### Material for this task

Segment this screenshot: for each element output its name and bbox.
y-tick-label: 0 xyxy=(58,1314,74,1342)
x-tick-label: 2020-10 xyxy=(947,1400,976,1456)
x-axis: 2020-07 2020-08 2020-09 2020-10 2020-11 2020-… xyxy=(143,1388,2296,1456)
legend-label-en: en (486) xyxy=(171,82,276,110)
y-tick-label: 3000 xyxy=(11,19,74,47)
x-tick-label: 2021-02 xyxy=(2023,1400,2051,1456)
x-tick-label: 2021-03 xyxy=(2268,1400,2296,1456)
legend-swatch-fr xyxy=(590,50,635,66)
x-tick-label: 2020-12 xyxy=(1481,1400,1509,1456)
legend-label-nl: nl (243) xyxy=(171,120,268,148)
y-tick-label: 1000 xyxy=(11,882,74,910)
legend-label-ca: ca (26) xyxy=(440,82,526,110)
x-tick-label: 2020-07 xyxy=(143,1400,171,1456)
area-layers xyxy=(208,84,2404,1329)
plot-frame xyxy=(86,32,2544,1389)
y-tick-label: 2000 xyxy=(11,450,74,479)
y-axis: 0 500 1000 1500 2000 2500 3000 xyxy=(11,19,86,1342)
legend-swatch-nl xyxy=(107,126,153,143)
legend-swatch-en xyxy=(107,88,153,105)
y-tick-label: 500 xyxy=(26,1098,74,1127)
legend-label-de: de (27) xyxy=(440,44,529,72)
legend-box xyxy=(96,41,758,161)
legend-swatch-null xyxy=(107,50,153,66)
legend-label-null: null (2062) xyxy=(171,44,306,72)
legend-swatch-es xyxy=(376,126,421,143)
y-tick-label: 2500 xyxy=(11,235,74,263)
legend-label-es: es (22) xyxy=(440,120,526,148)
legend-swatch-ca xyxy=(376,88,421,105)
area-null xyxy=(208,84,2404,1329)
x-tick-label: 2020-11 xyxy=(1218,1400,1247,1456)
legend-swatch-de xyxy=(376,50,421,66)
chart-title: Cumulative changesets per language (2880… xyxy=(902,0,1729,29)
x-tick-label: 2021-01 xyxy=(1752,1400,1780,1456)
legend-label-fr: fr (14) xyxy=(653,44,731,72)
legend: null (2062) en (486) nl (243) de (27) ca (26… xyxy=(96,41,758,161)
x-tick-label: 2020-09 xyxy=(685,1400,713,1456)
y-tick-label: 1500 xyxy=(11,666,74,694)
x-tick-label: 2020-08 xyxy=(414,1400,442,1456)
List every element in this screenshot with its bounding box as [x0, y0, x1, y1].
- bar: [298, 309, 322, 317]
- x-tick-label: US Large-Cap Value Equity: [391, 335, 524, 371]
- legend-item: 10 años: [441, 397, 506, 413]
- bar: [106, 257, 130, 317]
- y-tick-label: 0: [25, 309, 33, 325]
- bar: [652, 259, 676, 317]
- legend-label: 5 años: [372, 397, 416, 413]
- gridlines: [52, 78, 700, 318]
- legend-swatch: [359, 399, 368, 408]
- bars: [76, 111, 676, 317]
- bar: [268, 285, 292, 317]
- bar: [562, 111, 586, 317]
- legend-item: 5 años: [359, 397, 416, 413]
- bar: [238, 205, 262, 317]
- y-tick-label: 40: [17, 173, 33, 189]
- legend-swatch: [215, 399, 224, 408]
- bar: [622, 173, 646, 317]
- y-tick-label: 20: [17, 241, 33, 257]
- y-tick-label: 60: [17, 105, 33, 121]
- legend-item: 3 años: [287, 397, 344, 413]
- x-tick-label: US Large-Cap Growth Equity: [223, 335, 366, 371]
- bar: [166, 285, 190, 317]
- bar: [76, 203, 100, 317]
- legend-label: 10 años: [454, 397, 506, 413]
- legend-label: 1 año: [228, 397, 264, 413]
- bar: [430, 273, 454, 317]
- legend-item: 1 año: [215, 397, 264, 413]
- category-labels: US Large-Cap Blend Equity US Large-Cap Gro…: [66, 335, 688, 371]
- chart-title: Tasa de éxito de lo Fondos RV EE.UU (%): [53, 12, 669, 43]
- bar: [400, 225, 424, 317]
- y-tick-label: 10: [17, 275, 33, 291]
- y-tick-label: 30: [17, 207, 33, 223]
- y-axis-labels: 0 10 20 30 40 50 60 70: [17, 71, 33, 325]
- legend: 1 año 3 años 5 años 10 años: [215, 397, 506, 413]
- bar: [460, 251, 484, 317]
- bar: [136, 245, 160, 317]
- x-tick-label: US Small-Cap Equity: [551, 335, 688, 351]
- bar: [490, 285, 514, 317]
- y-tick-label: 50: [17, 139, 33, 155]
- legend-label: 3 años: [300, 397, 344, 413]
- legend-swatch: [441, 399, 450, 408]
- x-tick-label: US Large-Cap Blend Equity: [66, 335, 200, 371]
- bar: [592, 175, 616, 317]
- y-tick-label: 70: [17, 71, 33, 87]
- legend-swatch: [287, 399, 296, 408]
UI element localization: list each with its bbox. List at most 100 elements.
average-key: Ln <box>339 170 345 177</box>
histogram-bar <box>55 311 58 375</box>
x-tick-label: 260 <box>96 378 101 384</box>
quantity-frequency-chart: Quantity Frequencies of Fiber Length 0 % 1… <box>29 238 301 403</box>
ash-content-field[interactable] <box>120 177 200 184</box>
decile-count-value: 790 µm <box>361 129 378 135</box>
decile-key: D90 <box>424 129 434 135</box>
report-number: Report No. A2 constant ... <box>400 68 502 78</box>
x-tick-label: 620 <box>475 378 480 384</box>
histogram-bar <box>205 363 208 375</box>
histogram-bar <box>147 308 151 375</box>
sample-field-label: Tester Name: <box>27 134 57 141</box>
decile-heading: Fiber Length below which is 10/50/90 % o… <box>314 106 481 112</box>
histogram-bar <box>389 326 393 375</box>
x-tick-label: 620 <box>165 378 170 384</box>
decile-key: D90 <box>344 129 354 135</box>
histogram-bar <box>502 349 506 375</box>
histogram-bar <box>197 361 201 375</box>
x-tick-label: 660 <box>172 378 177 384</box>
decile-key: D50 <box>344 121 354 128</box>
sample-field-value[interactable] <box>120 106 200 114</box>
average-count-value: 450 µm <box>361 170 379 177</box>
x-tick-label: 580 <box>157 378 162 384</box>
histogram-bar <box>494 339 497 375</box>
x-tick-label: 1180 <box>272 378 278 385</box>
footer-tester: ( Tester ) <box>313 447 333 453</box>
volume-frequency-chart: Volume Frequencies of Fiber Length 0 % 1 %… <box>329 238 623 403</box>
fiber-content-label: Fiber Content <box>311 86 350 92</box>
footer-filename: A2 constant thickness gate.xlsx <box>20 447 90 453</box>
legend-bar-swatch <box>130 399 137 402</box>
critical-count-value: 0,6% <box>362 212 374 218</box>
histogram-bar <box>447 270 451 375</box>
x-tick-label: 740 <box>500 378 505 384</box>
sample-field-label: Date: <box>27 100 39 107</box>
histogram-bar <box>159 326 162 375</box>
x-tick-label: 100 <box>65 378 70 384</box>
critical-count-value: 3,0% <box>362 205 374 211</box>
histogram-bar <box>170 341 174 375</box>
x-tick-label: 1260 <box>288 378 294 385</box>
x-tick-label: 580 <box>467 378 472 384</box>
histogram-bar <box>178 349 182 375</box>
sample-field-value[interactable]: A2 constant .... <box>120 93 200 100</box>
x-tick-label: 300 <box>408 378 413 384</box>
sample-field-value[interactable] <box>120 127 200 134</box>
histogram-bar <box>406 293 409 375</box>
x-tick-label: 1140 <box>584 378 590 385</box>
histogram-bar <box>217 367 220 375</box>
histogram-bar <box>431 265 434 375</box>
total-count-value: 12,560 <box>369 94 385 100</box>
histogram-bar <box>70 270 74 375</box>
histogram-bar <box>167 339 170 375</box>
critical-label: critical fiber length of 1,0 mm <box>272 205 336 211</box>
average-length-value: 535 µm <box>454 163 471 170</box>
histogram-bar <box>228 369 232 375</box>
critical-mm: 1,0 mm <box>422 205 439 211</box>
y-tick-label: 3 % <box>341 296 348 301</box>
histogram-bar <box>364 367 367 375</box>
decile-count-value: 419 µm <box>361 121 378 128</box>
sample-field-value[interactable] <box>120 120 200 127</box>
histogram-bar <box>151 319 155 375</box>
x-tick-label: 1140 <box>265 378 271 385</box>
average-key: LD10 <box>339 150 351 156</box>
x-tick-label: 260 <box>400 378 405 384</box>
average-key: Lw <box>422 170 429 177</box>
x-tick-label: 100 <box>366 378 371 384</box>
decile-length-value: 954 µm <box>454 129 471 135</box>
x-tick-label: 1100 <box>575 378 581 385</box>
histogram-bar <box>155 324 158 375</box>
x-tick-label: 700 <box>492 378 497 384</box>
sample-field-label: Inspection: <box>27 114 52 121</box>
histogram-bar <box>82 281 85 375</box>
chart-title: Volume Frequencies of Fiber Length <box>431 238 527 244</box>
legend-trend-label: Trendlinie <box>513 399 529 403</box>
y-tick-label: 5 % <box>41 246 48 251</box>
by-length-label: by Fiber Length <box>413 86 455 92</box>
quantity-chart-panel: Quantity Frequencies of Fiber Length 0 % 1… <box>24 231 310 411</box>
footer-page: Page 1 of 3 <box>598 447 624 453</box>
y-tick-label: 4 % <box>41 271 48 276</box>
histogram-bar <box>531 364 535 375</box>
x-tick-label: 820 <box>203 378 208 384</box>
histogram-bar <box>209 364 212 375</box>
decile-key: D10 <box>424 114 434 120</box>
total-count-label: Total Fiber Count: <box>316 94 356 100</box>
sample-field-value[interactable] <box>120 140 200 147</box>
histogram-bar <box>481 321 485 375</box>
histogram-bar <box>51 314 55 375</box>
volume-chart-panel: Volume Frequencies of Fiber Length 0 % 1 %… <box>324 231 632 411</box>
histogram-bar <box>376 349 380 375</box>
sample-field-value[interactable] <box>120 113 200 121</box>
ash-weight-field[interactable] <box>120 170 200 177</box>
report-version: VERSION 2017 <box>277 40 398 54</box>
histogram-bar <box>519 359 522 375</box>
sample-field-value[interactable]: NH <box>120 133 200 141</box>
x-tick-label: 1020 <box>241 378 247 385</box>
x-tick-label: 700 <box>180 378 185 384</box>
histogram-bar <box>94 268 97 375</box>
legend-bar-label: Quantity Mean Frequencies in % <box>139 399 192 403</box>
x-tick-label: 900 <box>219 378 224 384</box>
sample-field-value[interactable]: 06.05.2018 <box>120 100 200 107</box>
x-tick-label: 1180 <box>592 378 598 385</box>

######

Direction. Return the entries verbatim, from the first line of the entries down to and including the line that contains "legend-label-es: es (22)".

Solution for this problem.
Segment this screenshot: for each element output its name and bbox.
y-tick-label: 0 xyxy=(58,1314,74,1342)
x-tick-label: 2020-10 xyxy=(947,1400,976,1456)
x-axis: 2020-07 2020-08 2020-09 2020-10 2020-11 2020-… xyxy=(143,1388,2296,1456)
legend-label-en: en (486) xyxy=(171,82,276,110)
y-tick-label: 3000 xyxy=(11,19,74,47)
x-tick-label: 2021-02 xyxy=(2023,1400,2051,1456)
x-tick-label: 2021-03 xyxy=(2268,1400,2296,1456)
legend-swatch-fr xyxy=(590,50,635,66)
x-tick-label: 2020-12 xyxy=(1481,1400,1509,1456)
legend-label-nl: nl (243) xyxy=(171,120,268,148)
y-tick-label: 1000 xyxy=(11,882,74,910)
legend-label-ca: ca (26) xyxy=(440,82,526,110)
x-tick-label: 2020-07 xyxy=(143,1400,171,1456)
area-layers xyxy=(208,84,2404,1329)
plot-frame xyxy=(86,32,2544,1389)
y-tick-label: 2000 xyxy=(11,450,74,479)
y-axis: 0 500 1000 1500 2000 2500 3000 xyxy=(11,19,86,1342)
legend-swatch-nl xyxy=(107,126,153,143)
legend-swatch-en xyxy=(107,88,153,105)
y-tick-label: 500 xyxy=(26,1098,74,1127)
legend-label-de: de (27) xyxy=(440,44,529,72)
legend-box xyxy=(96,41,758,161)
legend-swatch-null xyxy=(107,50,153,66)
legend-label-null: null (2062) xyxy=(171,44,306,72)
legend-swatch-es xyxy=(376,126,421,143)
y-tick-label: 2500 xyxy=(11,235,74,263)
legend-label-es: es (22) xyxy=(440,120,526,148)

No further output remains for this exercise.